Request
Each line that holds the word "狐狸和乌鸦" counts once; report the total and nothing else.

»»

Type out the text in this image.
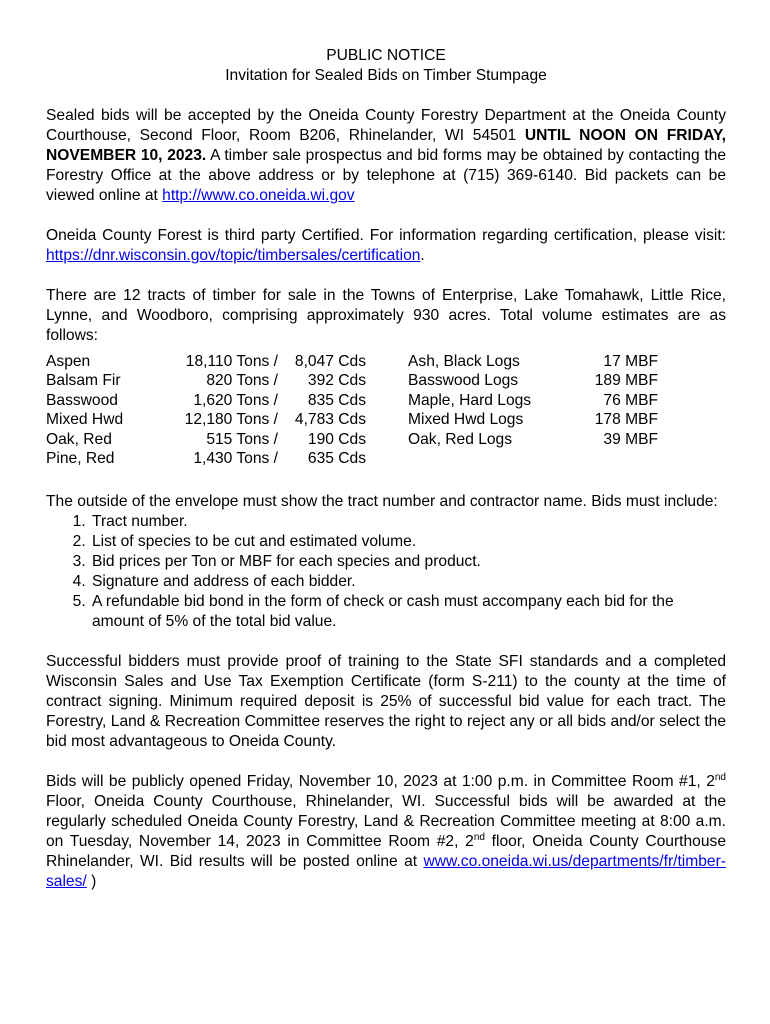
PUBLIC NOTICE

Invitation for Sealed Bids on Timber Stumpage

Sealed bids will be accepted by the Oneida County Forestry Department at the Oneida County Courthouse, Second Floor, Room B206, Rhinelander, WI 54501 UNTIL NOON ON FRIDAY, NOVEMBER 10, 2023. A timber sale prospectus and bid forms may be obtained by contacting the Forestry Office at the above address or by telephone at (715) 369-6140. Bid packets can be viewed online at http://www.co.oneida.wi.gov

Oneida County Forest is third party Certified. For information regarding certification, please visit: https://dnr.wisconsin.gov/topic/timbersales/certification.

There are 12 tracts of timber for sale in the Towns of Enterprise, Lake Tomahawk, Little Rice, Lynne, and Woodboro, comprising approximately 930 acres. Total volume estimates are as follows:

Aspen	18,110 Tons / 8,047 Cds
Balsam Fir	820 Tons / 392 Cds
Basswood	1,620 Tons / 835 Cds
Mixed Hwd	12,180 Tons / 4,783 Cds
Oak, Red	515 Tons / 190 Cds
Pine, Red	1,430 Tons / 635 Cds
Ash, Black Logs	17 MBF
Basswood Logs	189 MBF
Maple, Hard Logs	76 MBF
Mixed Hwd Logs	178 MBF
Oak, Red Logs	39 MBF

The outside of the envelope must show the tract number and contractor name. Bids must include:

1. Tract number.
2. List of species to be cut and estimated volume.
3. Bid prices per Ton or MBF for each species and product.
4. Signature and address of each bidder.
5. A refundable bid bond in the form of check or cash must accompany each bid for the amount of 5% of the total bid value.

Successful bidders must provide proof of training to the State SFI standards and a completed Wisconsin Sales and Use Tax Exemption Certificate (form S-211) to the county at the time of contract signing. Minimum required deposit is 25% of successful bid value for each tract. The Forestry, Land & Recreation Committee reserves the right to reject any or all bids and/or select the bid most advantageous to Oneida County.

Bids will be publicly opened Friday, November 10, 2023 at 1:00 p.m. in Committee Room #1, 2nd Floor, Oneida County Courthouse, Rhinelander, WI. Successful bids will be awarded at the regularly scheduled Oneida County Forestry, Land & Recreation Committee meeting at 8:00 a.m. on Tuesday, November 14, 2023 in Committee Room #2, 2nd floor, Oneida County Courthouse Rhinelander, WI. Bid results will be posted online at www.co.oneida.wi.us/departments/fr/timber-sales/ )
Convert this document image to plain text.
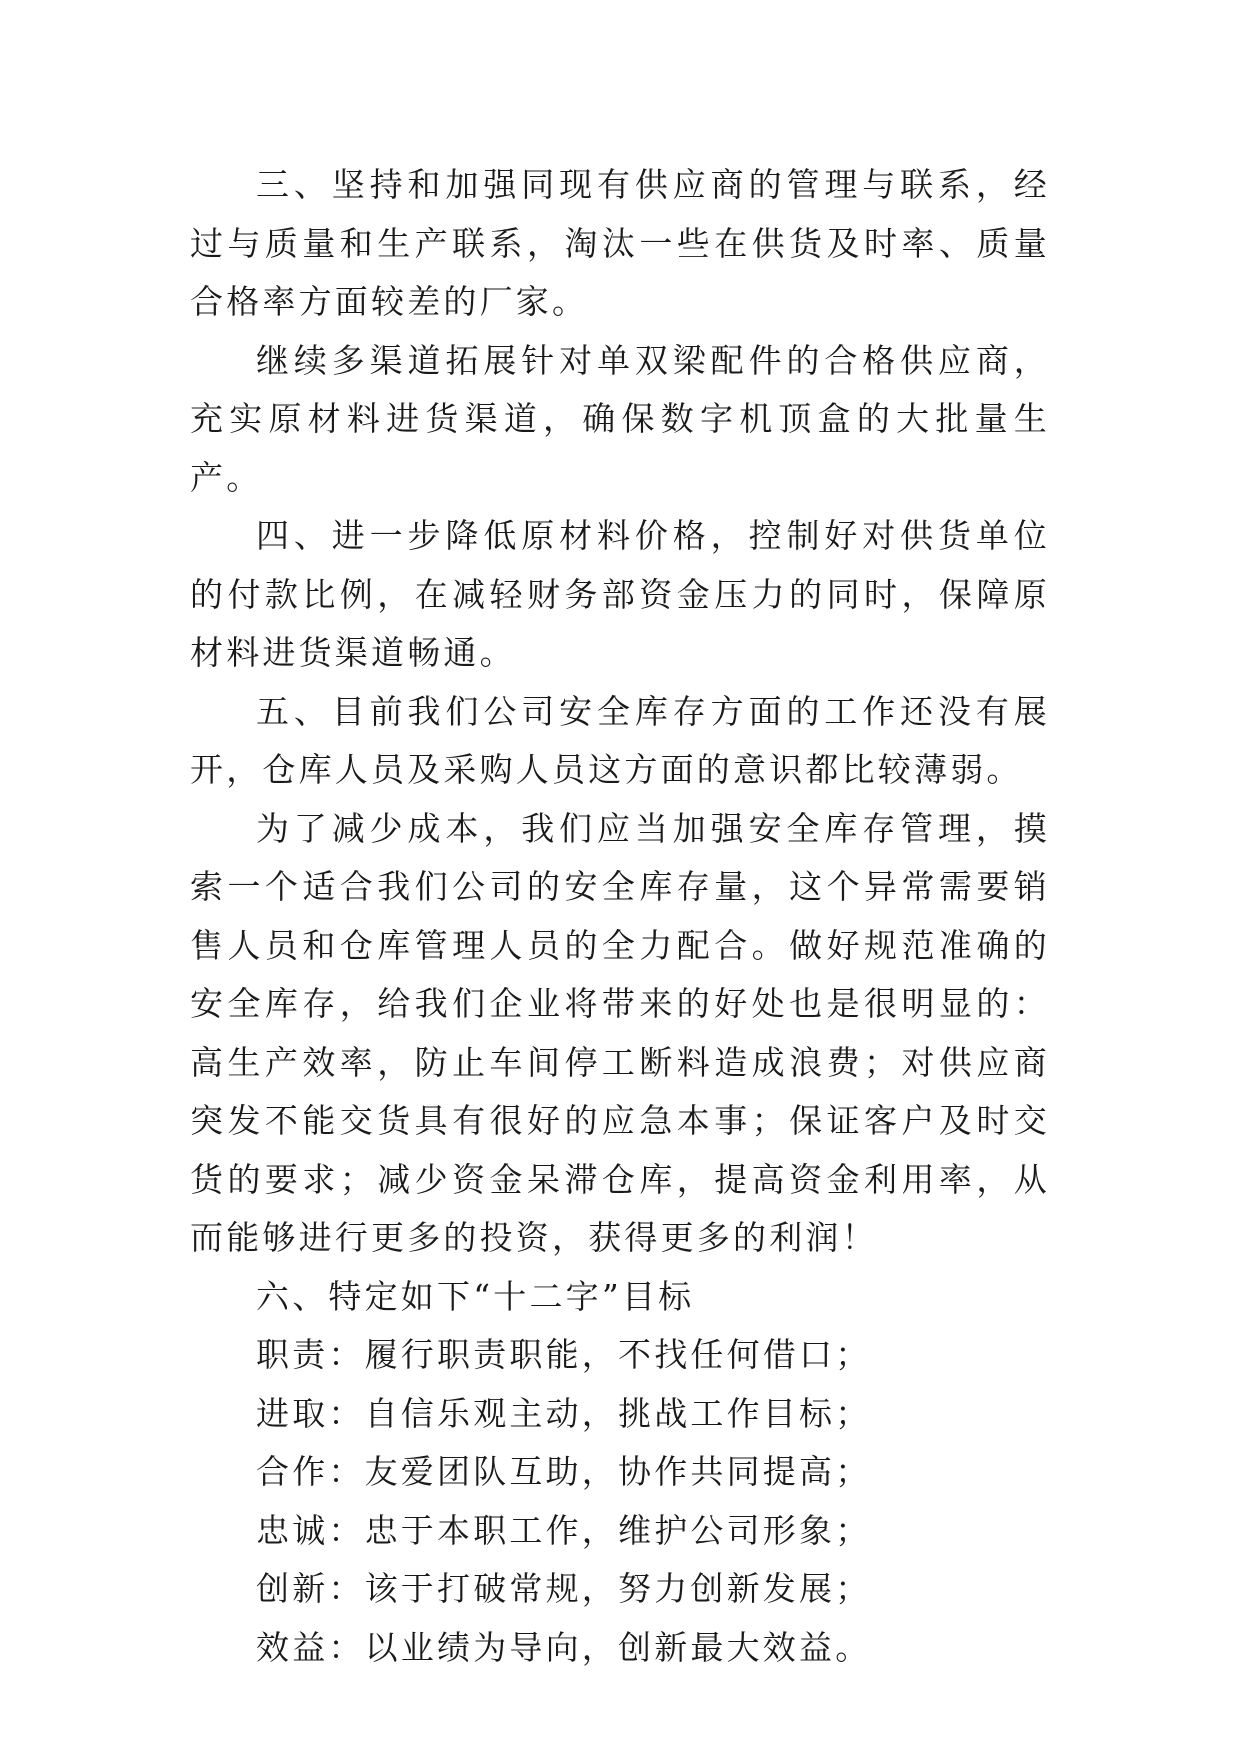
三、坚持和加强同现有供应商的管理与联系，经过与质量和生产联系，淘汰一些在供货及时率、质量合格率方面较差的厂家。

继续多渠道拓展针对单双梁配件的合格供应商，充实原材料进货渠道，确保数字机顶盒的大批量生产。

四、进一步降低原材料价格，控制好对供货单位的付款比例，在减轻财务部资金压力的同时，保障原材料进货渠道畅通。

五、目前我们公司安全库存方面的工作还没有展开，仓库人员及采购人员这方面的意识都比较薄弱。

为了减少成本，我们应当加强安全库存管理，摸索一个适合我们公司的安全库存量，这个异常需要销售人员和仓库管理人员的全力配合。做好规范准确的安全库存，给我们企业将带来的好处也是很明显的：高生产效率，防止车间停工断料造成浪费；对供应商突发不能交货具有很好的应急本事；保证客户及时交货的要求；减少资金呆滞仓库，提高资金利用率，从而能够进行更多的投资，获得更多的利润！

六、特定如下“十二字”目标

职责：履行职责职能，不找任何借口；

进取：自信乐观主动，挑战工作目标；

合作：友爱团队互助，协作共同提高；

忠诚：忠于本职工作，维护公司形象；

创新：该于打破常规，努力创新发展；

效益：以业绩为导向，创新最大效益。
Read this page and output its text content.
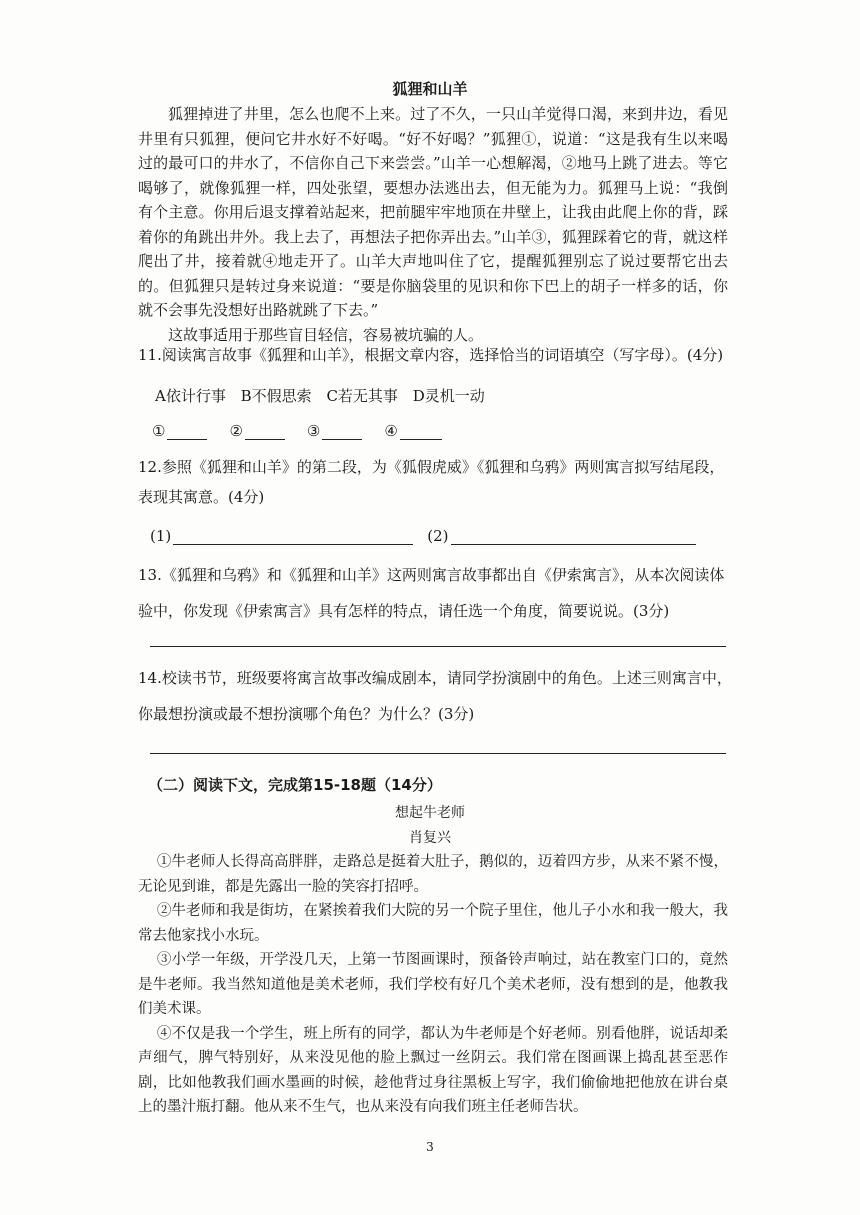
狐狸和山羊

狐狸掉进了井里，怎么也爬不上来。过了不久，一只山羊觉得口渴，来到井边，看见井里有只狐狸，便问它井水好不好喝。“好不好喝？”狐狸①，说道：“这是我有生以来喝过的最可口的井水了，不信你自己下来尝尝。”山羊一心想解渴，②地马上跳了进去。等它喝够了，就像狐狸一样，四处张望，要想办法逃出去，但无能为力。狐狸马上说：“我倒有个主意。你用后退支撑着站起来，把前腿牢牢地顶在井壁上，让我由此爬上你的背，踩着你的角跳出井外。我上去了，再想法子把你弄出去。”山羊③，狐狸踩着它的背，就这样爬出了井，接着就④地走开了。山羊大声地叫住了它，提醒狐狸别忘了说过要帮它出去的。但狐狸只是转过身来说道：“要是你脑袋里的见识和你下巴上的胡子一样多的话，你就不会事先没想好出路就跳了下去。”

这故事适用于那些盲目轻信，容易被坑骗的人。

11.阅读寓言故事《狐狸和山羊》，根据文章内容，选择恰当的词语填空（写字母）。(4分)
A依计行事 B不假思索 C若无其事 D灵机一动
①	②	③	④
12.参照《狐狸和山羊》的第二段，为《狐假虎威》《狐狸和乌鸦》两则寓言拟写结尾段，表现其寓意。(4分)
(1)	(2)
13.《狐狸和乌鸦》和《狐狸和山羊》这两则寓言故事都出自《伊索寓言》，从本次阅读体验中，你发现《伊索寓言》具有怎样的特点，请任选一个角度，简要说说。(3分)
14.校读书节，班级要将寓言故事改编成剧本，请同学扮演剧中的角色。上述三则寓言中，你最想扮演或最不想扮演哪个角色？为什么？(3分)
（二）阅读下文，完成第15-18题（14分）
想起牛老师
肖复兴

①牛老师人长得高高胖胖，走路总是挺着大肚子，鹅似的，迈着四方步，从来不紧不慢，无论见到谁，都是先露出一脸的笑容打招呼。

②牛老师和我是街坊，在紧挨着我们大院的另一个院子里住，他儿子小水和我一般大，我常去他家找小水玩。

③小学一年级，开学没几天，上第一节图画课时，预备铃声响过，站在教室门口的，竟然是牛老师。我当然知道他是美术老师，我们学校有好几个美术老师，没有想到的是，他教我们美术课。

④不仅是我一个学生，班上所有的同学，都认为牛老师是个好老师。别看他胖，说话却柔声细气，脾气特别好，从来没见他的脸上飘过一丝阴云。我们常在图画课上捣乱甚至恶作剧，比如他教我们画水墨画的时候，趁他背过身往黑板上写字，我们偷偷地把他放在讲台桌上的墨汁瓶打翻。他从来不生气，也从来没有向我们班主任老师告状。

3
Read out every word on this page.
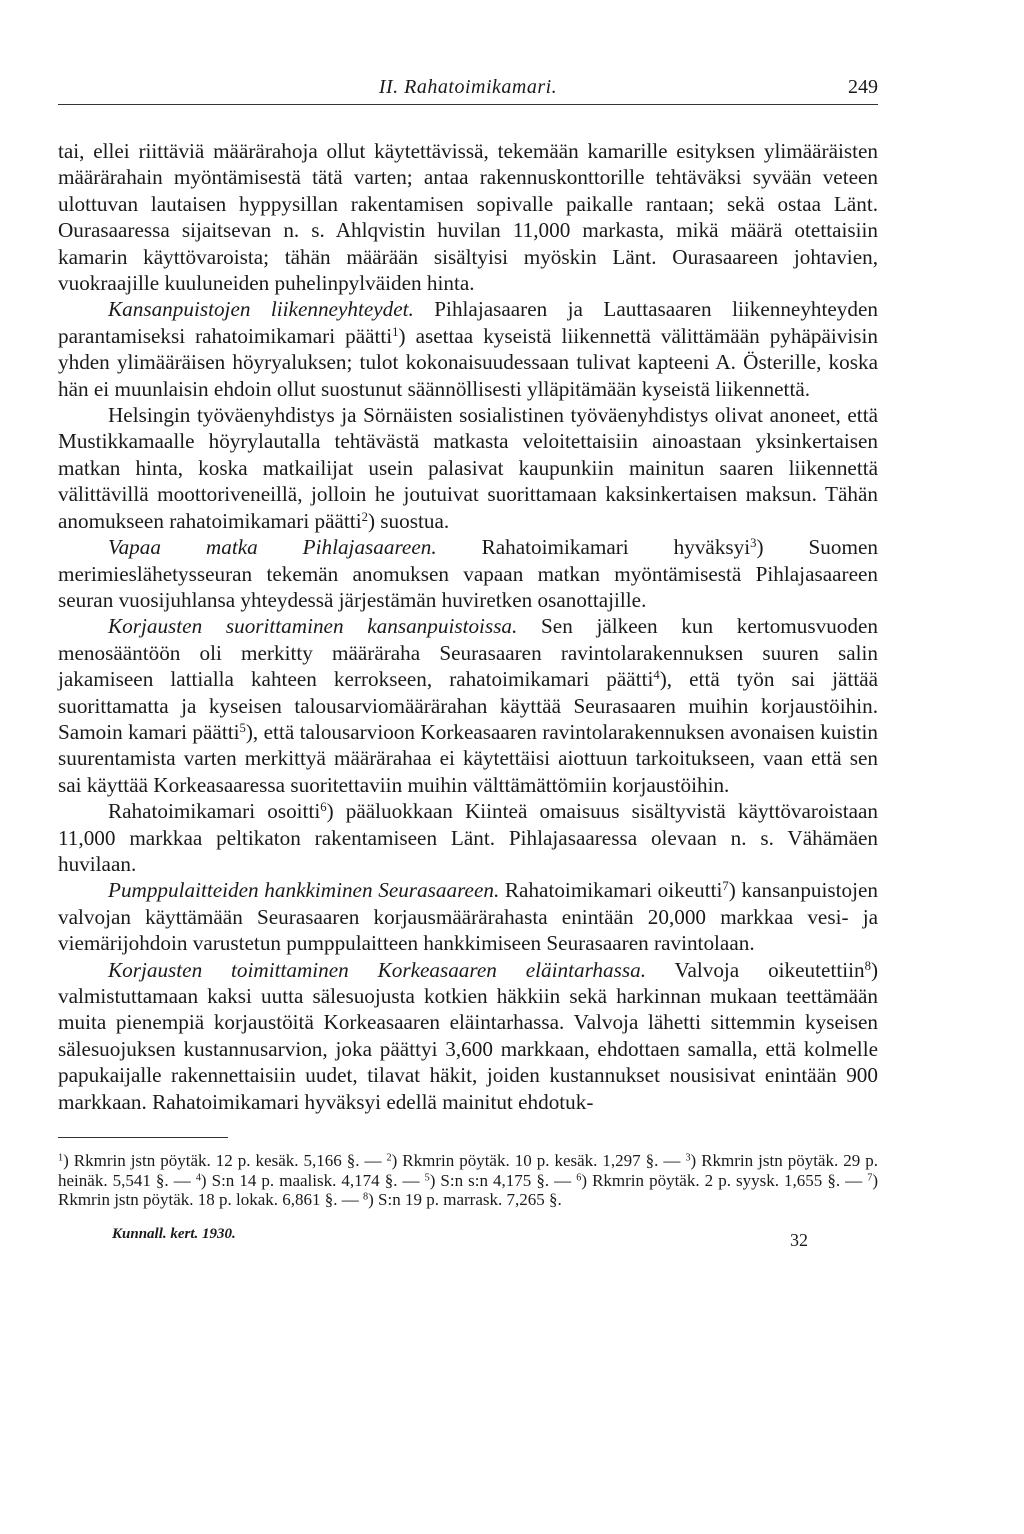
II. Rahatoimikamari.	249

tai, ellei riittäviä määrärahoja ollut käytettävissä, tekemään kamarille esityksen ylimääräisten määrärahain myöntämisestä tätä varten; antaa rakennuskonttorille tehtäväksi syvään veteen ulottuvan lautaisen hyppysillan rakentamisen sopivalle paikalle rantaan; sekä ostaa Länt. Ourasaaressa sijaitsevan n. s. Ahlqvistin huvilan 11,000 markasta, mikä määrä otettaisiin kamarin käyttövaroista; tähän määrään sisältyisi myöskin Länt. Ourasaareen johtavien, vuokraajille kuuluneiden puhelinpylväiden hinta.

Kansanpuistojen liikenneyhteydet. Pihlajasaaren ja Lauttasaaren liikenneyhteyden parantamiseksi rahatoimikamari päätti$^1$) asettaa kyseistä liikennettä välittämään pyhäpäivisin yhden ylimääräisen höyryaluksen; tulot kokonaisuudessaan tulivat kapteeni A. Österille, koska hän ei muunlaisin ehdoin ollut suostunut säännöllisesti ylläpitämään kyseistä liikennettä.

Helsingin työväenyhdistys ja Sörnäisten sosialistinen työväenyhdistys olivat anoneet, että Mustikkamaalle höyrylautalla tehtävästä matkasta veloitettaisiin ainoastaan yksinkertaisen matkan hinta, koska matkailijat usein palasivat kaupunkiin mainitun saaren liikennettä välittävillä moottoriveneillä, jolloin he joutuivat suorittamaan kaksinkertaisen maksun. Tähän anomukseen rahatoimikamari päätti$^2$) suostua.

Vapaa matka Pihlajasaareen. Rahatoimikamari hyväksyi$^3$) Suomen merimieslähetysseuran tekemän anomuksen vapaan matkan myöntämisestä Pihlajasaareen seuran vuosijuhlansa yhteydessä järjestämän huviretken osanottajille.

Korjausten suorittaminen kansanpuistoissa. Sen jälkeen kun kertomusvuoden menosääntöön oli merkitty määräraha Seurasaaren ravintolarakennuksen suuren salin jakamiseen lattialla kahteen kerrokseen, rahatoimikamari päätti$^4$), että työn sai jättää suorittamatta ja kyseisen talousarviomäärärahan käyttää Seurasaaren muihin korjaustöihin. Samoin kamari päätti$^5$), että talousarvioon Korkeasaaren ravintolarakennuksen avonaisen kuistin suurentamista varten merkittyä määrärahaa ei käytettäisi aiottuun tarkoitukseen, vaan että sen sai käyttää Korkeasaaressa suoritettaviin muihin välttämättömiin korjaustöihin.

Rahatoimikamari osoitti$^6$) pääluokkaan Kiinteä omaisuus sisältyvistä käyttövaroistaan 11,000 markkaa peltikaton rakentamiseen Länt. Pihlajasaaressa olevaan n. s. Vähämäen huvilaan.

Pumppulaitteiden hankkiminen Seurasaareen. Rahatoimikamari oikeutti$^7$) kansanpuistojen valvojan käyttämään Seurasaaren korjausmäärärahasta enintään 20,000 markkaa vesi- ja viemärijohdoin varustetun pumppulaitteen hankkimiseen Seurasaaren ravintolaan.

Korjausten toimittaminen Korkeasaaren eläintarhassa. Valvoja oikeutettiin$^8$) valmistuttamaan kaksi uutta sälesuojusta kotkien häkkiin sekä harkinnan mukaan teettämään muita pienempiä korjaustöitä Korkeasaaren eläintarhassa. Valvoja lähetti sittemmin kyseisen sälesuojuksen kustannusarvion, joka päättyi 3,600 markkaan, ehdottaen samalla, että kolmelle papukaijalle rakennettaisiin uudet, tilavat häkit, joiden kustannukset nousisivat enintään 900 markkaan. Rahatoimikamari hyväksyi edellä mainitut ehdotuk-

$^1$) Rkmrin jstn pöytäk. 12 p. kesäk. 5,166 §. — $^2$) Rkmrin pöytäk. 10 p. kesäk. 1,297 §. — $^3$) Rkmrin jstn pöytäk. 29 p. heinäk. 5,541 §. — $^4$) S:n 14 p. maalisk. 4,174 §. — $^5$) S:n s:n 4,175 §. — $^6$) Rkmrin pöytäk. 2 p. syysk. 1,655 §. — $^7$) Rkmrin jstn pöytäk. 18 p. lokak. 6,861 §. — $^8$) S:n 19 p. marrask. 7,265 §.

Kunnall. kert. 1930.	32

««

The answer
2